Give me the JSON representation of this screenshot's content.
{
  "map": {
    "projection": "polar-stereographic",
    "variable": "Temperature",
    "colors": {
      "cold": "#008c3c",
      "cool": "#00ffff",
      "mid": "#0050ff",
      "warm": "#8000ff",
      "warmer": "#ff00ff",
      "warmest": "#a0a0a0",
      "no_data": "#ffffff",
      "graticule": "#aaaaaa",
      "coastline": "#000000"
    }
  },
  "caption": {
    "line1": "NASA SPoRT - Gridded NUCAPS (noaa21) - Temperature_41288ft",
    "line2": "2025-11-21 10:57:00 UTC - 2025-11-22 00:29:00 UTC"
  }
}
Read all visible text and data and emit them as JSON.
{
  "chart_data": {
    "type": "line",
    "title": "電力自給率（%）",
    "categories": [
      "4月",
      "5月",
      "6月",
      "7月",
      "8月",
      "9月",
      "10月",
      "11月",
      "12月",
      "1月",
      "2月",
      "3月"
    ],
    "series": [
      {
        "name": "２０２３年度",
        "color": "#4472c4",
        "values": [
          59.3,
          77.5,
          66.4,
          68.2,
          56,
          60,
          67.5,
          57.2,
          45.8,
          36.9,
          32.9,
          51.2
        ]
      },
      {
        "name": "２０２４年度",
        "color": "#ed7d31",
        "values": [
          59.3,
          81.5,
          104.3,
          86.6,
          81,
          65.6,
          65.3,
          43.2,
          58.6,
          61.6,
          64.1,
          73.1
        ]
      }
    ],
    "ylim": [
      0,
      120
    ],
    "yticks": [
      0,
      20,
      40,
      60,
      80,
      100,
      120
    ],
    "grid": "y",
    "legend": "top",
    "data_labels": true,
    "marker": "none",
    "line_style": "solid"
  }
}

TASK PROMPT: Supply the count of lines in the entries that contain the word "JSON", and nothing besides.

TASK RESPONSE: 2